══ Texto del documento

Estación Ice.
Si es cuestión de búsqueda, de persecución o de acecho, entonces es el hielo el que busca, persigue y acecha. Fuera de todo aquello que pueda devenir de alguna estructura moral o algún andamiaje romántico, es la fuerza de la atracción de algo inanimado pero a la vez tan lleno de historias la que nos encamina a ese laberinto de paredes de cristal de apariencia sódica.

════
══ Filas proporcionadas

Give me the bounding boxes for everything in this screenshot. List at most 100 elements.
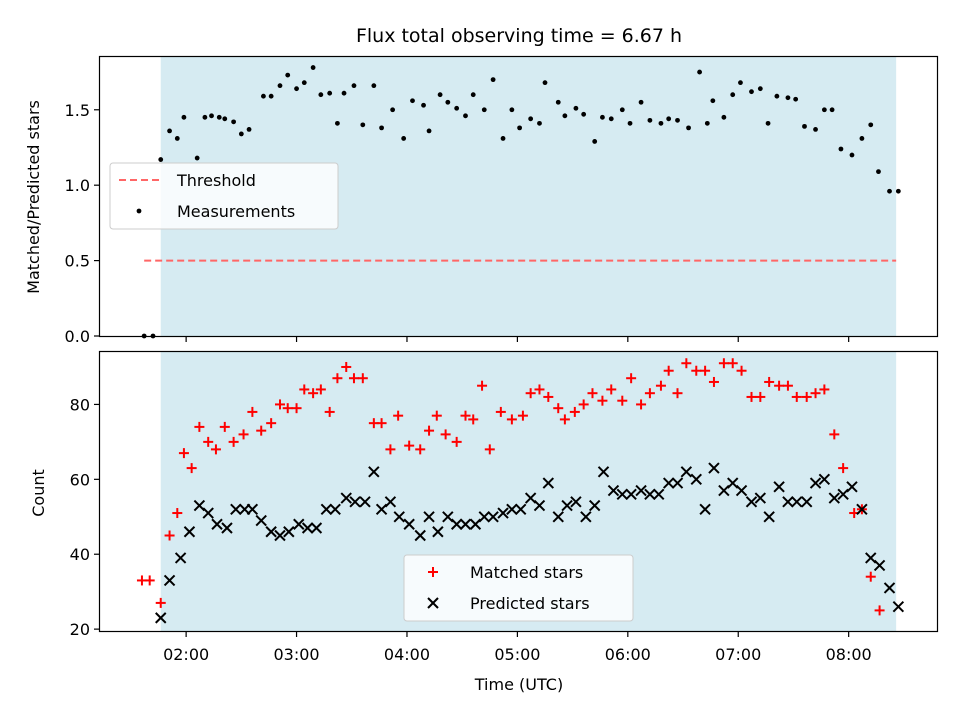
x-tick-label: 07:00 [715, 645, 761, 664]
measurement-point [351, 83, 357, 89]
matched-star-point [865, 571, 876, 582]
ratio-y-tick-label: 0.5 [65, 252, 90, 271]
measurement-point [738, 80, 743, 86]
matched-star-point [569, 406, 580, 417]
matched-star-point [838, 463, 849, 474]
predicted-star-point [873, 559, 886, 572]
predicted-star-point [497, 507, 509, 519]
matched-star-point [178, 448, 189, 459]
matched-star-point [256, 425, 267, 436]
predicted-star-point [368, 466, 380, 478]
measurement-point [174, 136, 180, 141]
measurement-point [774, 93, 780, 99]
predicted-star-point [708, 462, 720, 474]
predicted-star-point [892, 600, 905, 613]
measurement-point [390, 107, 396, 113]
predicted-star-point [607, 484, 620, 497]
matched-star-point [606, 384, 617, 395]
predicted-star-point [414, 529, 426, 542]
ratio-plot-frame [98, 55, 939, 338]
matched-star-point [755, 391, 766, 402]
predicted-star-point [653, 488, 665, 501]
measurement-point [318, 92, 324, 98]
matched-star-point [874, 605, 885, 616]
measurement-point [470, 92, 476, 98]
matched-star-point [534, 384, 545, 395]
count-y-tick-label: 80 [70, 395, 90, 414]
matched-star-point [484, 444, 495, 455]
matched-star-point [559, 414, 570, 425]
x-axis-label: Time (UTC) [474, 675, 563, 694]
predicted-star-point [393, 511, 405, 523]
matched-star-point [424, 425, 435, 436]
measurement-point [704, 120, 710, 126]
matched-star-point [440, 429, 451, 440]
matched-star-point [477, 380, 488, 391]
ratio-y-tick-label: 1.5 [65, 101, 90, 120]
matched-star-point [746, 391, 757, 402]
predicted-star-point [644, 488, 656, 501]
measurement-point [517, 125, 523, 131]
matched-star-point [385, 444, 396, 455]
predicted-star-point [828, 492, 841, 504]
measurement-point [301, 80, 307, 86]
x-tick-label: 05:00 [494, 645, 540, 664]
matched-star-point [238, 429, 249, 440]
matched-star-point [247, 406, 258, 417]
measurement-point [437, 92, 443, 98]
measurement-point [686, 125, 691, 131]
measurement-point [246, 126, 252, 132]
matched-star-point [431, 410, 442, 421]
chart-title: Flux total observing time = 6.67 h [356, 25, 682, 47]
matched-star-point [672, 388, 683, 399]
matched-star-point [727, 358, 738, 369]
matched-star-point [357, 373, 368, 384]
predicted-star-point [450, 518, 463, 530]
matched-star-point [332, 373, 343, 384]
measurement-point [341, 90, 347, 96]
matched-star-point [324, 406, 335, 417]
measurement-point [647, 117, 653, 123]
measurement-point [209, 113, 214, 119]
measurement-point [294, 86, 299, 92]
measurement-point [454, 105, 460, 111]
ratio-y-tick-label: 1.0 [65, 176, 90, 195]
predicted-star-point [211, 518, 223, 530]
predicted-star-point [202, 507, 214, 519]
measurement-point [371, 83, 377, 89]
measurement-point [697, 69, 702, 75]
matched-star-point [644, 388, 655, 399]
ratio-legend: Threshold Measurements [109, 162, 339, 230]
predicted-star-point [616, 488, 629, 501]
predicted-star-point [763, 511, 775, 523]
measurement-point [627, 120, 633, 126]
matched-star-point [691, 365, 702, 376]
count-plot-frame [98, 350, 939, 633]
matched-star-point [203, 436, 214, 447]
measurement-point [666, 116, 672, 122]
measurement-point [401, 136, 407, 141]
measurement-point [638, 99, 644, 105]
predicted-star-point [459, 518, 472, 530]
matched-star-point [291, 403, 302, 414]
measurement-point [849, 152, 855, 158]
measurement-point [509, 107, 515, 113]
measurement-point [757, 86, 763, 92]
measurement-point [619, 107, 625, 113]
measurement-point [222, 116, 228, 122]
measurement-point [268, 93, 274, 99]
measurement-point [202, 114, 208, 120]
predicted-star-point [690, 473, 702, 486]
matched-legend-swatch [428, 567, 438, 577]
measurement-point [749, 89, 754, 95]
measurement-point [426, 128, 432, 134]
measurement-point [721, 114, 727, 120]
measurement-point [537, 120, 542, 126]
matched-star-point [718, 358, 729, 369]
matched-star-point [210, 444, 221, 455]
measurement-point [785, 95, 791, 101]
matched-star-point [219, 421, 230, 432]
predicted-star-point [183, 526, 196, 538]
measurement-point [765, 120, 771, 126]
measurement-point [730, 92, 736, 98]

════

● Instrucción 1:
Presenta como lista numerada, sin líneas en blanco, las filas que empiezan en la que contiene "x-tick-label: 07:00 [715, 645, 761, 664]" y terminan en la que contiene "matched-star-point [569, 406, 580, 417]", ambas incluidas.
● Instrucción 2:
Prosigue el texto sobre la Estación Ice a partir de su última oración.

● Resultado del ejercicio 1:
1. x-tick-label: 07:00 [715, 645, 761, 664]
2. measurement-point [351, 83, 357, 89]
3. matched-star-point [865, 571, 876, 582]
4. ratio-y-tick-label: 0.5 [65, 252, 90, 271]
5. measurement-point [738, 80, 743, 86]
6. matched-star-point [569, 406, 580, 417]

● Resultado del ejercicio 2:
Son incontables las historias que emergen de submundos (dígase underground, infracotidiano, infierno, la zona, lo caliente), algunos de éstos callejeros y salvajes, nacidos de la precariedad de todo, de la falta y la añoranza y algunos otros, llenos de glamur y de pose. Todos a final de cuentas lo saben y conocen el futuro que esto imanta, sea o no a raíz de leyendas urbanas callejeras o de consejos de mamá, lo intuyen. O la clásica y retrógrada “sabiduría popular”, joven adulta o adulta, que reproduce mentiras equiparadas a sus ilusorios paradigmas sociales, o mejor dicho, sus blueprints de vida, sus dummies polifacéticos y continentes de dos o más morales. Pero es necesario anunciar que las moralejas nacen a raíz de testimonios apócrifos, testimonios de personas que jamás han inhalado y exhalado el vapor blanco y lechoso de la gota. Advertencias, cuentos inmundos y relatos impactantes que relatan en tercera, quinta o sexta persona los males y calamidades aparejadas al farol.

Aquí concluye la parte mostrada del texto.